- [What to work on]:
Search the material and gather each line with "wenzhengzeng" in it.

- [Material shown]:
====

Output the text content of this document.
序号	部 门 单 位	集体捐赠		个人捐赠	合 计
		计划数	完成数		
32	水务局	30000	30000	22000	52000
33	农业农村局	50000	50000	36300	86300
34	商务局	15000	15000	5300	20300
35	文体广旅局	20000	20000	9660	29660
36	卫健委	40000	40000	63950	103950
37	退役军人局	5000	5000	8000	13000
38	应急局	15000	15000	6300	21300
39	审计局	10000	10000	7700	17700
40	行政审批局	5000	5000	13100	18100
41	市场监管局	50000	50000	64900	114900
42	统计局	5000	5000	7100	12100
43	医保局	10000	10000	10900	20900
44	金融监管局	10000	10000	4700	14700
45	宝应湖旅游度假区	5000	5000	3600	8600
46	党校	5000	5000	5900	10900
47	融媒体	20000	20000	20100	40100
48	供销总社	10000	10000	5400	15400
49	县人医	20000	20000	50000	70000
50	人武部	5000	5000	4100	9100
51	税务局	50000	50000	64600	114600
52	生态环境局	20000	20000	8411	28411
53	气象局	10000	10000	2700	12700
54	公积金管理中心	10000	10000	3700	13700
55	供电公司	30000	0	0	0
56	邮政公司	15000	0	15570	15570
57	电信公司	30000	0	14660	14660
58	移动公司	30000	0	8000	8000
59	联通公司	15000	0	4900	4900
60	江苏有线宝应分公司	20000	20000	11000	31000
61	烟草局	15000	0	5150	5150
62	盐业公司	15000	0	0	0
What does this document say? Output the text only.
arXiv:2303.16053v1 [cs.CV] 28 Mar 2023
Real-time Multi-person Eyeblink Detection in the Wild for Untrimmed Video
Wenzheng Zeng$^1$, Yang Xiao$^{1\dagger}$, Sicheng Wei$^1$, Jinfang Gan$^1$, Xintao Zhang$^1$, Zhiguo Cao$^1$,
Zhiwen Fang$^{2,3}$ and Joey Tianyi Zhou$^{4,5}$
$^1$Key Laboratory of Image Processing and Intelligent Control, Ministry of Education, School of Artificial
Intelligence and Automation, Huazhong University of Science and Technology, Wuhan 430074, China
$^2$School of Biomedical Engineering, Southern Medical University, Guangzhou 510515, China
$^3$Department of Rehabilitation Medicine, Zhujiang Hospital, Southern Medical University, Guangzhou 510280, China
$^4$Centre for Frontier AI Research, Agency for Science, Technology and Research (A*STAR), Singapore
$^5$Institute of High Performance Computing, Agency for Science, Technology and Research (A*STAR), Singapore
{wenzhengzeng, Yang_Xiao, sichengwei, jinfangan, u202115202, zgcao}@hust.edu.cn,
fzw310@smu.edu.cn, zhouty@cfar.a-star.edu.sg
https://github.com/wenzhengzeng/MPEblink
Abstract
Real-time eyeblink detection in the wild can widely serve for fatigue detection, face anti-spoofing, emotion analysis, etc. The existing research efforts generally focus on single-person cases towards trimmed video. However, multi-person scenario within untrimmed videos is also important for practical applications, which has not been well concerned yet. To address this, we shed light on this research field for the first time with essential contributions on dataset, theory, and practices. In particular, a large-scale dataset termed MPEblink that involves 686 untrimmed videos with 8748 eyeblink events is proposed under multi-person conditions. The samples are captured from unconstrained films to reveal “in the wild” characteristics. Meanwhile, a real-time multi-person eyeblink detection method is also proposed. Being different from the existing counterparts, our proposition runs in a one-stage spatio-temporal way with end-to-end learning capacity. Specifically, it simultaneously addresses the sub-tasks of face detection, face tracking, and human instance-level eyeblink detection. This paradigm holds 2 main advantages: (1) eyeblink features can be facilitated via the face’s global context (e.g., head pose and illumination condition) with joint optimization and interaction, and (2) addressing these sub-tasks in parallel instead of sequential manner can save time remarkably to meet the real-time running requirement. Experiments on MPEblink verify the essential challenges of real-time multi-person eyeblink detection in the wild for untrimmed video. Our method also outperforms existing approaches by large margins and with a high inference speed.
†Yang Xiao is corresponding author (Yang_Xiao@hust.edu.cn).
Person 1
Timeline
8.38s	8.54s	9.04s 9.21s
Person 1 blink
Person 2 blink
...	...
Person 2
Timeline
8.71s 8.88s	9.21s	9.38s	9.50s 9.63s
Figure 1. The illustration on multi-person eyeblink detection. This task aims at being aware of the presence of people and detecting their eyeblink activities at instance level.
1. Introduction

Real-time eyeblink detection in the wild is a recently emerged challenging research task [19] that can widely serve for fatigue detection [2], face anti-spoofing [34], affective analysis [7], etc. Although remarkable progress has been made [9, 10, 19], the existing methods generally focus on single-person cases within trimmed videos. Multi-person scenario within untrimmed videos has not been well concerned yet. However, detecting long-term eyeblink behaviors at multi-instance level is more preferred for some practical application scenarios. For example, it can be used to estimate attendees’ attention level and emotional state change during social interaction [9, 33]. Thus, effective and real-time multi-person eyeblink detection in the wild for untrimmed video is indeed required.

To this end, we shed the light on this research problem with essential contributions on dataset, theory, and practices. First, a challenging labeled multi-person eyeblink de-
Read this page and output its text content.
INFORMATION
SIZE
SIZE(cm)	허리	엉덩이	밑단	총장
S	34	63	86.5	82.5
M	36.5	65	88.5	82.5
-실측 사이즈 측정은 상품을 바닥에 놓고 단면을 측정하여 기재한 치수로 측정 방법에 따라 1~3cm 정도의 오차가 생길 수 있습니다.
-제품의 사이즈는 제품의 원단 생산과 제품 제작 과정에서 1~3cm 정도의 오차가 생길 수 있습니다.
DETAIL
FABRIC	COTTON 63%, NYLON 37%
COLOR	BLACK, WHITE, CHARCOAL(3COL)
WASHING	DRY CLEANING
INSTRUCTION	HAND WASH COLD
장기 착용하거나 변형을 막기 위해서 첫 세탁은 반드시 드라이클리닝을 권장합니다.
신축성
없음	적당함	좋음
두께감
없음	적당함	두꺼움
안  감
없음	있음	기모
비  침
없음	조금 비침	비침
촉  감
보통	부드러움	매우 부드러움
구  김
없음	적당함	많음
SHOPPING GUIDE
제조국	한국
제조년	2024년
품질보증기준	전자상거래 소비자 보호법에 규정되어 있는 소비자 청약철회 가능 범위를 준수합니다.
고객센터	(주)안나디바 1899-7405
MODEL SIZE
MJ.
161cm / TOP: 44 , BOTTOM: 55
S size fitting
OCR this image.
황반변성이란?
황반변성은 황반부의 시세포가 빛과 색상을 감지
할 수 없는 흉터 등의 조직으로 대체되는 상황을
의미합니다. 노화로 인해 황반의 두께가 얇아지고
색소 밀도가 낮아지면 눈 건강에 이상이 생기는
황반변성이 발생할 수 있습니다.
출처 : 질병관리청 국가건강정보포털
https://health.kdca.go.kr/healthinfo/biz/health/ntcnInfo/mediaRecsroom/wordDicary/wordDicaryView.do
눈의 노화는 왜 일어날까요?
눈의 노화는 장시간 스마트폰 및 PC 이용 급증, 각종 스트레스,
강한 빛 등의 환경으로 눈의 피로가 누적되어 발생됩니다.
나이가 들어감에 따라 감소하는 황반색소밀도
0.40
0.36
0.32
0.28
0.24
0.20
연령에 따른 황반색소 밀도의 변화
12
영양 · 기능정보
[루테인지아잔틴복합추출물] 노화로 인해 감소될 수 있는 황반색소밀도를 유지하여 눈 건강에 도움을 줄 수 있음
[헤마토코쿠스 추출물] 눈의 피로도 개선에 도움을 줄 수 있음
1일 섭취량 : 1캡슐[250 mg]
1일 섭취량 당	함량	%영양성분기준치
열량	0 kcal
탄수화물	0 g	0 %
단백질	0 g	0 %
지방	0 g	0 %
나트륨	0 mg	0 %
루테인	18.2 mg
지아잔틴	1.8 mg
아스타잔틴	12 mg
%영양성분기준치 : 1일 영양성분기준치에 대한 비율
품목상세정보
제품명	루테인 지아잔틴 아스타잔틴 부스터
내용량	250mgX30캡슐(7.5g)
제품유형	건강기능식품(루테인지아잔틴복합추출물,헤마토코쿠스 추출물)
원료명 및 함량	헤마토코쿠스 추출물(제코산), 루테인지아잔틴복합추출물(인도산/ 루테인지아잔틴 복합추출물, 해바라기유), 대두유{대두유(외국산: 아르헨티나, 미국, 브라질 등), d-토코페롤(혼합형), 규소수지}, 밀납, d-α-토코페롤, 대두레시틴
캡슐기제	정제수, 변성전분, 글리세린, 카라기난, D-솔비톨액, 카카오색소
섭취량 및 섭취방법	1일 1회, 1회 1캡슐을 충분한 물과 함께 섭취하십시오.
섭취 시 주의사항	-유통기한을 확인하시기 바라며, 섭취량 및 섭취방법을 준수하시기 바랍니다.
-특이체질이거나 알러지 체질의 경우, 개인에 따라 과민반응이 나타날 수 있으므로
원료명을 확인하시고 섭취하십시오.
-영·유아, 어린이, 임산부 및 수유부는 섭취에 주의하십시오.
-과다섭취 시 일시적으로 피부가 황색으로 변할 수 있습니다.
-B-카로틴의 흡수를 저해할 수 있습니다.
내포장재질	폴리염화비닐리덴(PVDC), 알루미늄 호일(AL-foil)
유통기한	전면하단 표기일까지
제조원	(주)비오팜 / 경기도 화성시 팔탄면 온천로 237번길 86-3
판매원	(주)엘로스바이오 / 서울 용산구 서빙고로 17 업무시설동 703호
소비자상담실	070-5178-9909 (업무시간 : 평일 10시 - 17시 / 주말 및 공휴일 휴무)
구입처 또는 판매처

====

- [Expected answer]:
{wenzhengzeng, Yang_Xiao, sichengwei, jinfangan, u202115202, zgcao}@hust.edu.cn,
https://github.com/wenzhengzeng/MPEblink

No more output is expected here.